**Task goal:** Below are some records. Copy every line in them that holds "Basin".

[Entries with figure data]
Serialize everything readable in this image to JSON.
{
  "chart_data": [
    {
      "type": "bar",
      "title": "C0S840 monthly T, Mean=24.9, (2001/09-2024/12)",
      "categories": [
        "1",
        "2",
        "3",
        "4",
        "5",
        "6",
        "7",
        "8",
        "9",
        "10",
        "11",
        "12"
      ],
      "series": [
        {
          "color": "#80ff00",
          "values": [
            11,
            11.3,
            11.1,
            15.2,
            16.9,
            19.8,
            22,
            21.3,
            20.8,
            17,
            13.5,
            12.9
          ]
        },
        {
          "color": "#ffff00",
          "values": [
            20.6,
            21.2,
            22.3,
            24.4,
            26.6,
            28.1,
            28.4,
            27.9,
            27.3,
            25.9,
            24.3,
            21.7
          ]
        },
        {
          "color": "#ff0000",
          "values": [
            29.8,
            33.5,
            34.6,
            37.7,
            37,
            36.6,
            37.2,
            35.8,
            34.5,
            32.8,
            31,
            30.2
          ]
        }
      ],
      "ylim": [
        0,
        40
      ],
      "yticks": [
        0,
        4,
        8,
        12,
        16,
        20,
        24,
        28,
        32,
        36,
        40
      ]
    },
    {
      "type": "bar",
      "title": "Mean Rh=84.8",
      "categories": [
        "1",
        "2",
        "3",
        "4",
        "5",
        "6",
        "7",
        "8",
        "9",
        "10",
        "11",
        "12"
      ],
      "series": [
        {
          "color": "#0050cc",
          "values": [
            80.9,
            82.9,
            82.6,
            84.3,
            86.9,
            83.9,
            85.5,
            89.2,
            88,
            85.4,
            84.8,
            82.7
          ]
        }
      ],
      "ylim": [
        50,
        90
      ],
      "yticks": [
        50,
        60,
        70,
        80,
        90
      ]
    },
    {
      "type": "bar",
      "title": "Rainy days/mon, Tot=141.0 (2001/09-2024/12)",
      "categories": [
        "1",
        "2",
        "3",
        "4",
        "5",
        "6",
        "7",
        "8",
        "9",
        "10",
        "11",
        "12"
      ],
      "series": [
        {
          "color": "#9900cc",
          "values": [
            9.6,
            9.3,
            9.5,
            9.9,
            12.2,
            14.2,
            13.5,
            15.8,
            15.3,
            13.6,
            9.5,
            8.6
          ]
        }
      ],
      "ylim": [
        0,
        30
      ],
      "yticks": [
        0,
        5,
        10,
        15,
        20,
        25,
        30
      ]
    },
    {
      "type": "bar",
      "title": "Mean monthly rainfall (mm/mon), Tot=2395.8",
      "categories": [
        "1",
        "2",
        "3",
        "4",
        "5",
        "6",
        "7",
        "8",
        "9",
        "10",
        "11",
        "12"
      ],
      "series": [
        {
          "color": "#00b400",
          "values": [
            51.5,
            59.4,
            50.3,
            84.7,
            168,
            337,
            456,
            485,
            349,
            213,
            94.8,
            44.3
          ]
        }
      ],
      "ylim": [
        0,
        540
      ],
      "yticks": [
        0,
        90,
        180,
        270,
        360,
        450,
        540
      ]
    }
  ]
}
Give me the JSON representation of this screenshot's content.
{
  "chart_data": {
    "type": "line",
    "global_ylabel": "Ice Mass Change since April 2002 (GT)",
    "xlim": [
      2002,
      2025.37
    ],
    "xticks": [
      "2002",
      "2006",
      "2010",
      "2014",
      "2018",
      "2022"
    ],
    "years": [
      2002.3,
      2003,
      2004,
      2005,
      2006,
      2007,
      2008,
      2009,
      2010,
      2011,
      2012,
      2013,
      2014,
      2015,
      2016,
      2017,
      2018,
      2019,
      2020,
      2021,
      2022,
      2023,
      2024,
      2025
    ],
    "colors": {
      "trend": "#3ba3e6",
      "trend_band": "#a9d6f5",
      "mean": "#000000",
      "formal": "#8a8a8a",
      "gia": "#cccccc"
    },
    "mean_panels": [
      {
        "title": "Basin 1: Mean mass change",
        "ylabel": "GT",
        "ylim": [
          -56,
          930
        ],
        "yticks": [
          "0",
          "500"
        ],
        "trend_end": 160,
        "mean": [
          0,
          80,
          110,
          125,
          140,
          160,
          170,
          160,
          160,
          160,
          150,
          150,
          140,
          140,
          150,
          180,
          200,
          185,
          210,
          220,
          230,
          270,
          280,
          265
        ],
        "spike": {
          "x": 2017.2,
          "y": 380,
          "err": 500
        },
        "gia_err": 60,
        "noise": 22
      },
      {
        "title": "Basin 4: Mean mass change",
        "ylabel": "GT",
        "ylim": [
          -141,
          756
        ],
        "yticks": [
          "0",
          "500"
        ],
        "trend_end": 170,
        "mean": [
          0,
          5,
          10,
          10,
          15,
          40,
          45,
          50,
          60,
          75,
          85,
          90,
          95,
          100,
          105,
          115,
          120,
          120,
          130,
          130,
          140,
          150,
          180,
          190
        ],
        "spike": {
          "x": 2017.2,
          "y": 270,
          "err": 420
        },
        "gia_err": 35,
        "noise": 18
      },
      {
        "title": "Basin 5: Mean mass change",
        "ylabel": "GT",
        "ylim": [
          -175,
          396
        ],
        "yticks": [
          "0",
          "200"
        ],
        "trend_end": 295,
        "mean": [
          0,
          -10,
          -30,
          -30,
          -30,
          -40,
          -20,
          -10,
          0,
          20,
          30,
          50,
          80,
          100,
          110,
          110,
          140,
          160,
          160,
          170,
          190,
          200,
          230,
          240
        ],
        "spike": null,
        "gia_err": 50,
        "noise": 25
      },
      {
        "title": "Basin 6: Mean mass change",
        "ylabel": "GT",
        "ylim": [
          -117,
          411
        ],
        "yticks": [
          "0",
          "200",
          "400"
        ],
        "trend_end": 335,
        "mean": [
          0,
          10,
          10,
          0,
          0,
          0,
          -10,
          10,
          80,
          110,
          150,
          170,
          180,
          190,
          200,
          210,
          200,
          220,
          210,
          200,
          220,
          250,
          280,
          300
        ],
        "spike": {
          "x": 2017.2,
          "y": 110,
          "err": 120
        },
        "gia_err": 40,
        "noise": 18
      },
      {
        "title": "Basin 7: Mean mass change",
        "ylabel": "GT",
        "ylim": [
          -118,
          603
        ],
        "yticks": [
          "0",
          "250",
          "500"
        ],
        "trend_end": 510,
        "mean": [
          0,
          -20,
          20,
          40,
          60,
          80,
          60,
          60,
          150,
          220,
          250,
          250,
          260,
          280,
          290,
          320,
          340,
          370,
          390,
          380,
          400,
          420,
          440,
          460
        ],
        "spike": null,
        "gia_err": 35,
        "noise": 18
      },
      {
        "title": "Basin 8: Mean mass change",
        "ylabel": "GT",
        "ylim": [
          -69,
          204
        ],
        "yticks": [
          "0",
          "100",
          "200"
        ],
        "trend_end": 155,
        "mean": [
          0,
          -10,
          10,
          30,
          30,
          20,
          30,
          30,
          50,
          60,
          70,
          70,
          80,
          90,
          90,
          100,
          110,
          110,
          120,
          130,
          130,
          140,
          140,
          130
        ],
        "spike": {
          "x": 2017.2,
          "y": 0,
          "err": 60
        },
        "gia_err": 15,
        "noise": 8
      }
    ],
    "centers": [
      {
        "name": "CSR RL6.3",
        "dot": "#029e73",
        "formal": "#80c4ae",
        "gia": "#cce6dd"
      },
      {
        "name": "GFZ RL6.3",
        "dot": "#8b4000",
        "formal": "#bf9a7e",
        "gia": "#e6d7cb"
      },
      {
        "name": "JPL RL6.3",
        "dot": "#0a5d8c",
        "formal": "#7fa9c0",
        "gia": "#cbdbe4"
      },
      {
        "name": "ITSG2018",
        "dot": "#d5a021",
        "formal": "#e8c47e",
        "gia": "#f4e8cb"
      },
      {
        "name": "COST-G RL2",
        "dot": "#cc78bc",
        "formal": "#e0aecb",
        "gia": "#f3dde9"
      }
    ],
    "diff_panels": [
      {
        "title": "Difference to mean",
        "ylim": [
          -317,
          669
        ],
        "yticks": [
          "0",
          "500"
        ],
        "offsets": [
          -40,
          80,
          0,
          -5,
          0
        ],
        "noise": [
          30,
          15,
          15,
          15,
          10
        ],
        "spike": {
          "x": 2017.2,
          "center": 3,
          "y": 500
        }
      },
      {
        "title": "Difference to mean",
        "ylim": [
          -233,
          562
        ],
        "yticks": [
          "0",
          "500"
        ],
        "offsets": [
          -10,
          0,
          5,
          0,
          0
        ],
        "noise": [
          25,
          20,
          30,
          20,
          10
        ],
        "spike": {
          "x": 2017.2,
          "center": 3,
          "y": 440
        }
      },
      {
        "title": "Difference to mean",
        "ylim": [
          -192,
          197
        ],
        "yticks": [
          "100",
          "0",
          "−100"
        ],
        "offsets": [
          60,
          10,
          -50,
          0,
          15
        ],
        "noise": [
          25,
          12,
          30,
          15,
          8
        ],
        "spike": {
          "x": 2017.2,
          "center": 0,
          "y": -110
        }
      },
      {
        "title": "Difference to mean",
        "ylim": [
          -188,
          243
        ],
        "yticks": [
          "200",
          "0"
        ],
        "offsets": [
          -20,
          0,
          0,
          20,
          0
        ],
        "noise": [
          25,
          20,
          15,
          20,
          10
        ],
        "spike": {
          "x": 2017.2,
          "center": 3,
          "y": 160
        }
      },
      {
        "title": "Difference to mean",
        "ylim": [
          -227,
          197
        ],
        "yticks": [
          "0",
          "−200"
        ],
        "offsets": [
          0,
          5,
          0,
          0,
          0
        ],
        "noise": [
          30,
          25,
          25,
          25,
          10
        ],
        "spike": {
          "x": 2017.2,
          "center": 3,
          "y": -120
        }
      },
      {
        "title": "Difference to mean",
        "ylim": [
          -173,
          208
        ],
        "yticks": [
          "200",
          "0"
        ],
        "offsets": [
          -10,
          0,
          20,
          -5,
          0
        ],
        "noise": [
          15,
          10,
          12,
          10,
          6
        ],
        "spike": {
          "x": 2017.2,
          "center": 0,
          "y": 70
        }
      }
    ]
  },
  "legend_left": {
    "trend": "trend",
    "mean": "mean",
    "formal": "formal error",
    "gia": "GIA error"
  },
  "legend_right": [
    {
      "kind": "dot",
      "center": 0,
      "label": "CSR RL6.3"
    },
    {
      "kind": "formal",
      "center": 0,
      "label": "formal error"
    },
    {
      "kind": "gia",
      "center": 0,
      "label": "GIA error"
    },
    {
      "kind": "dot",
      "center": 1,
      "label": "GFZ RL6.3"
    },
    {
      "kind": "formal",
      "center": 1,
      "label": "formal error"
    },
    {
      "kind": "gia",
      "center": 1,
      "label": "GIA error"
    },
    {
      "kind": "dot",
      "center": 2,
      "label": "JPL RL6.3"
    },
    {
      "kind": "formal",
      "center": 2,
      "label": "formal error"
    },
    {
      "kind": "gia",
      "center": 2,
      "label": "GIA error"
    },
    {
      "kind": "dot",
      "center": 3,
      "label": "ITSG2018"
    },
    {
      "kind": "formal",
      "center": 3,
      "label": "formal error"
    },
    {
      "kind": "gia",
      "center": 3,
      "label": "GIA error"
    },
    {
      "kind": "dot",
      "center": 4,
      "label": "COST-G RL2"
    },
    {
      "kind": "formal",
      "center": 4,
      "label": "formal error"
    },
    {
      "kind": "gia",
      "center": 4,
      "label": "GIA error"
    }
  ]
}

**Result of the task:**
        "title": "Basin 1: Mean mass change",
        "title": "Basin 4: Mean mass change",
        "title": "Basin 5: Mean mass change",
        "title": "Basin 6: Mean mass change",
        "title": "Basin 7: Mean mass change",
        "title": "Basin 8: Mean mass change",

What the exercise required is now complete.